>> Begin MATERIAL

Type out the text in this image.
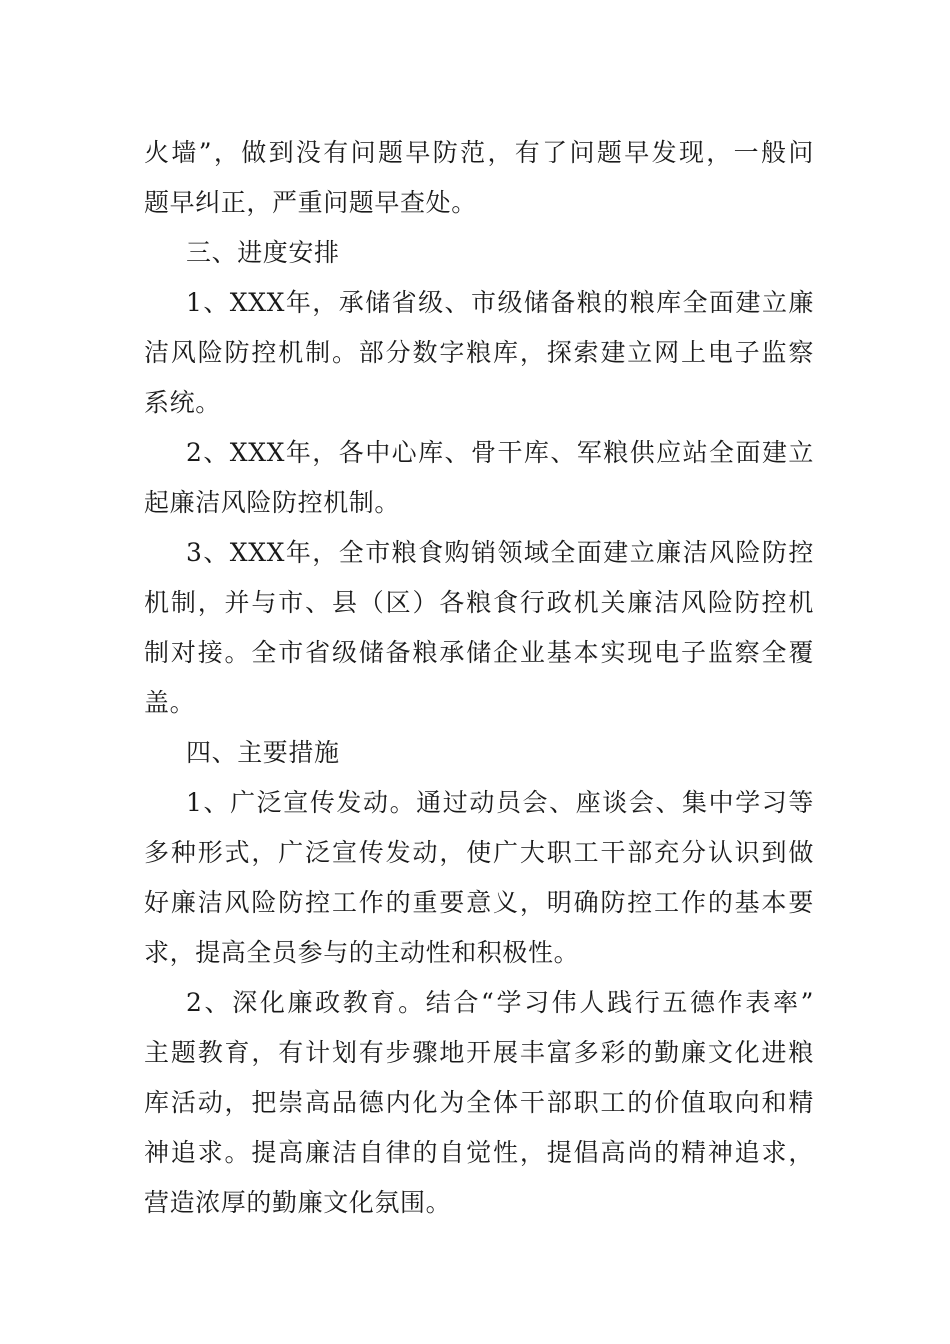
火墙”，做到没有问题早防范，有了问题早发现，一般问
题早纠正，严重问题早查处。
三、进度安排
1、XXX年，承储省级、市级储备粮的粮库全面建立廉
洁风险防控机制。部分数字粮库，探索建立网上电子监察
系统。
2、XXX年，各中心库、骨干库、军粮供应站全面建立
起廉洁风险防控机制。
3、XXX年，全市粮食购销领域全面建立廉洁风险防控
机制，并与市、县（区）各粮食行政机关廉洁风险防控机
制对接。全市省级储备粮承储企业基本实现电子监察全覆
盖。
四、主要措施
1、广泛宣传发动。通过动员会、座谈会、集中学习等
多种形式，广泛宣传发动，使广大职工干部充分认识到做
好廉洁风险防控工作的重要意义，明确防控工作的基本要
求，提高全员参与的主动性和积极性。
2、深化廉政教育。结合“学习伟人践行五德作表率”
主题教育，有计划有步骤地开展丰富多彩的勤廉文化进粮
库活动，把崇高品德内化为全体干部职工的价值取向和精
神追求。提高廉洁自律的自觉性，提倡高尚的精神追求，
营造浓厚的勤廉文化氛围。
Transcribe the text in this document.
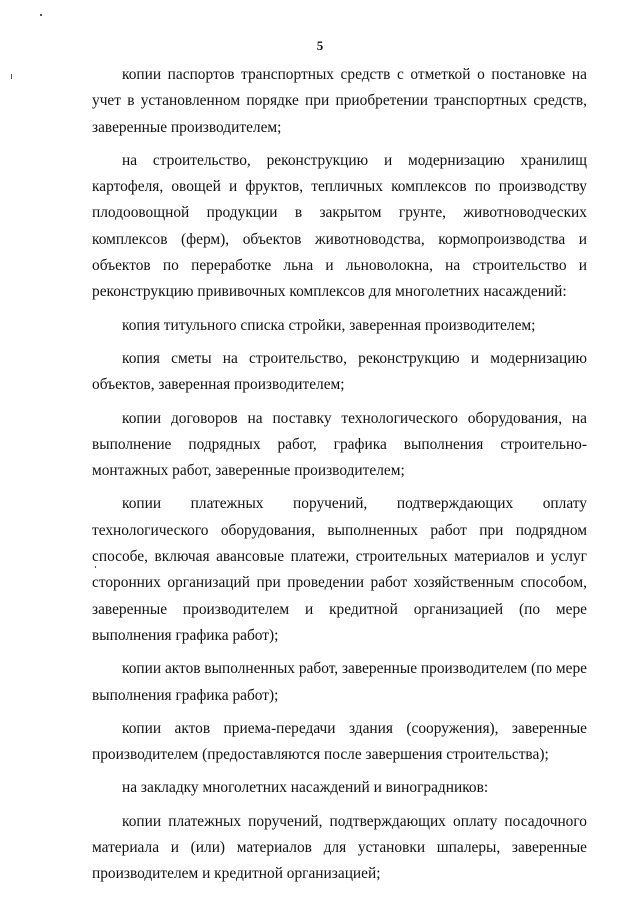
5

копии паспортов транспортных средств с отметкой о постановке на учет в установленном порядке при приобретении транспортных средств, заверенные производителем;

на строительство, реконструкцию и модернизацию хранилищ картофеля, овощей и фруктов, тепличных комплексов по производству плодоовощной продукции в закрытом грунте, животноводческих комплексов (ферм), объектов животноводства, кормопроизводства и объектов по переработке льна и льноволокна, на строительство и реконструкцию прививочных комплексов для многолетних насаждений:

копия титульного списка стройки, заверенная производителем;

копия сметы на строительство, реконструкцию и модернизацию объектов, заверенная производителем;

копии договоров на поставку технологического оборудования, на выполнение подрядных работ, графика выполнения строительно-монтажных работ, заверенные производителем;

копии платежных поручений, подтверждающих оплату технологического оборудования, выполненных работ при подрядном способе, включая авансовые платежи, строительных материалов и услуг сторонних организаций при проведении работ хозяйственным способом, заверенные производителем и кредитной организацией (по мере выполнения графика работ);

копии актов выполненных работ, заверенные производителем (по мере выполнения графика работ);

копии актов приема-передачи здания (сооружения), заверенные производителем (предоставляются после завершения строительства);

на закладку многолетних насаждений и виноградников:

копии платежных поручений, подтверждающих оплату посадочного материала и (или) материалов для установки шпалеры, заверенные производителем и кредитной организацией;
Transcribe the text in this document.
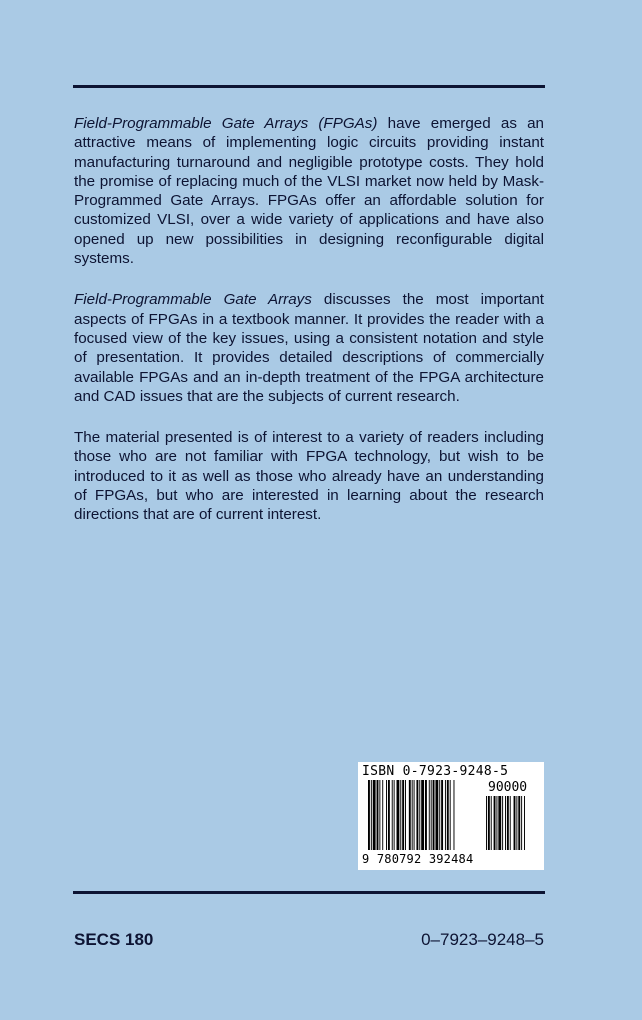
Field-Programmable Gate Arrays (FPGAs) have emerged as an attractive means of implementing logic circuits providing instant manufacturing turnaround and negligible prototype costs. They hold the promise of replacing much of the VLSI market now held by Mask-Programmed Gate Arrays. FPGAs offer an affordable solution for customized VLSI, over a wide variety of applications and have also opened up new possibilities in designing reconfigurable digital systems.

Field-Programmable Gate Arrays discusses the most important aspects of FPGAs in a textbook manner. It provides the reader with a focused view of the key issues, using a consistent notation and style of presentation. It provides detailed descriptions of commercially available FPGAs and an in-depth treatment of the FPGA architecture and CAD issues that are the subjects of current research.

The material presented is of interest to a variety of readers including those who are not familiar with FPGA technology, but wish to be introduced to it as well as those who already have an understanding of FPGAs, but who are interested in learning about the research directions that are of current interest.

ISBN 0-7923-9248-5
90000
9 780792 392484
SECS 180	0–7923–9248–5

>> End MATERIAL

» **REQUEST**
Go through the records and gather the lines that hold "организацией".

» **FULL OUTPUT**
копии платежных поручений, подтверждающих оплату технологического оборудования, выполненных работ при подрядном способе, включая авансовые платежи, строительных материалов и услуг сторонних организаций при проведении работ хозяйственным способом, заверенные производителем и кредитной организацией (по мере выполнения графика работ);
копии платежных поручений, подтверждающих оплату посадочного материала и (или) материалов для установки шпалеры, заверенные производителем и кредитной организацией;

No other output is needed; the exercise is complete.